**What you have to do:**
Repeat each entry word for word. Leave any images out of the copy.

**Recorded data:**
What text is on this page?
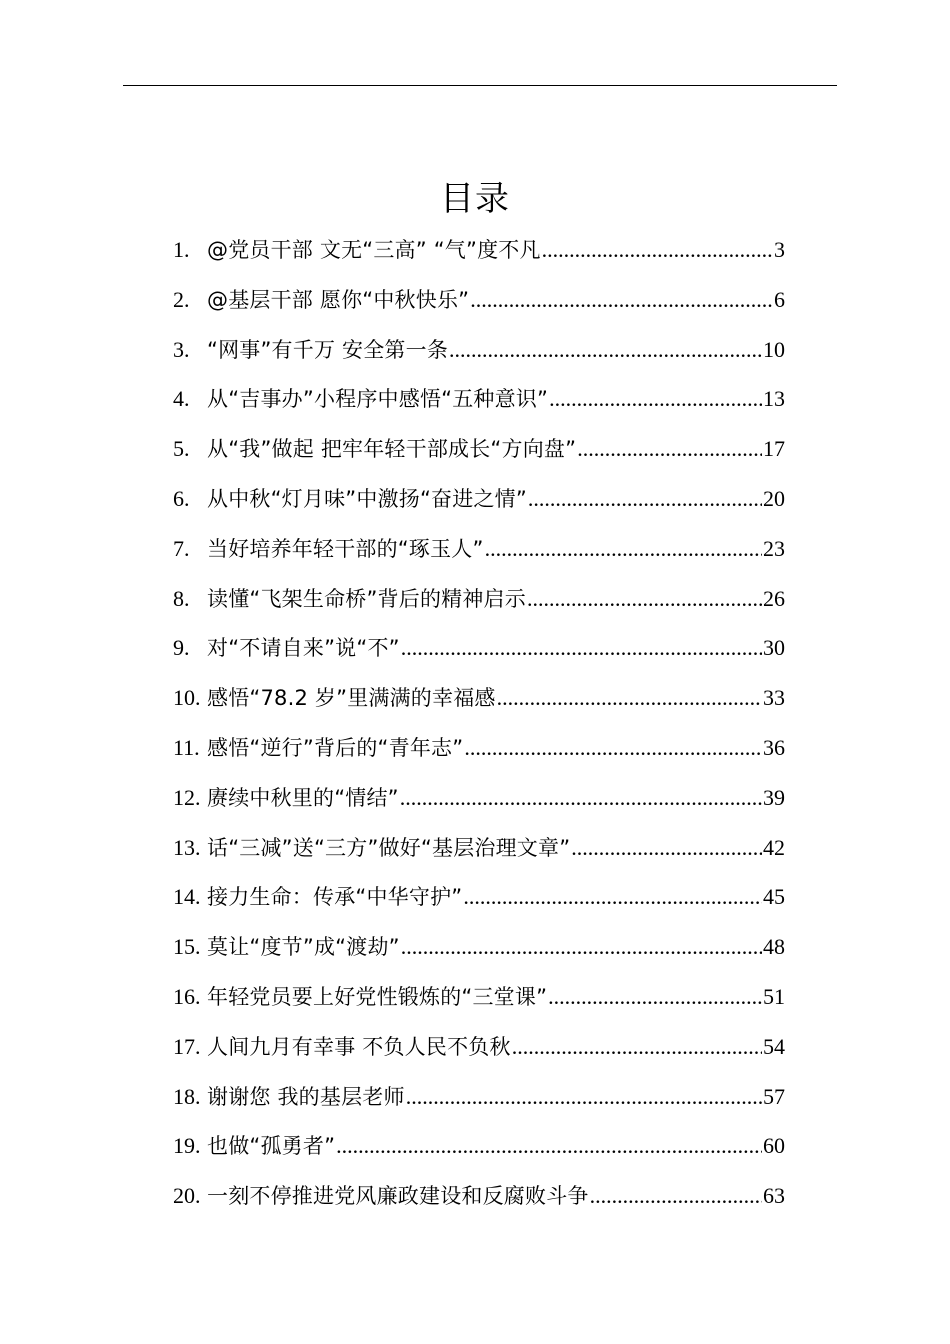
目录
1. @党员干部 文无“三高” “气”度不凡 .....	3
2. @基层干部 愿你“中秋快乐” .....	6
3. “网事”有千万 安全第一条 .....	10
4. 从“吉事办”小程序中感悟“五种意识” .....	13
5. 从“我”做起 把牢年轻干部成长“方向盘” .....	17
6. 从中秋“灯月味”中激扬“奋进之情” .....	20
7. 当好培养年轻干部的“琢玉人” .....	23
8. 读懂“飞架生命桥”背后的精神启示 .....	26
9. 对“不请自来”说“不” .....	30
10. 感悟“78.2 岁”里满满的幸福感 .....	33
11. 感悟“逆行”背后的“青年志” .....	36
12. 赓续中秋里的“情结” .....	39
13. 话“三减”送“三方”做好“基层治理文章” .....	42
14. 接力生命：传承“中华守护” .....	45
15. 莫让“度节”成“渡劫” .....	48
16. 年轻党员要上好党性锻炼的“三堂课” .....	51
17. 人间九月有幸事 不负人民不负秋 .....	54
18. 谢谢您 我的基层老师 .....	57
19. 也做“孤勇者” .....	60
20. 一刻不停推进党风廉政建设和反腐败斗争 .....	63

**Expected answer:**
What text is on this page?
目录
1. @党员干部 文无“三高” “气”度不凡 .....	3
2. @基层干部 愿你“中秋快乐” .....	6
3. “网事”有千万 安全第一条 .....	10
4. 从“吉事办”小程序中感悟“五种意识” .....	13
5. 从“我”做起 把牢年轻干部成长“方向盘” .....	17
6. 从中秋“灯月味”中激扬“奋进之情” .....	20
7. 当好培养年轻干部的“琢玉人” .....	23
8. 读懂“飞架生命桥”背后的精神启示 .....	26
9. 对“不请自来”说“不” .....	30
10. 感悟“78.2 岁”里满满的幸福感 .....	33
11. 感悟“逆行”背后的“青年志” .....	36
12. 赓续中秋里的“情结” .....	39
13. 话“三减”送“三方”做好“基层治理文章” .....	42
14. 接力生命：传承“中华守护” .....	45
15. 莫让“度节”成“渡劫” .....	48
16. 年轻党员要上好党性锻炼的“三堂课” .....	51
17. 人间九月有幸事 不负人民不负秋 .....	54
18. 谢谢您 我的基层老师 .....	57
19. 也做“孤勇者” .....	60
20. 一刻不停推进党风廉政建设和反腐败斗争 .....	63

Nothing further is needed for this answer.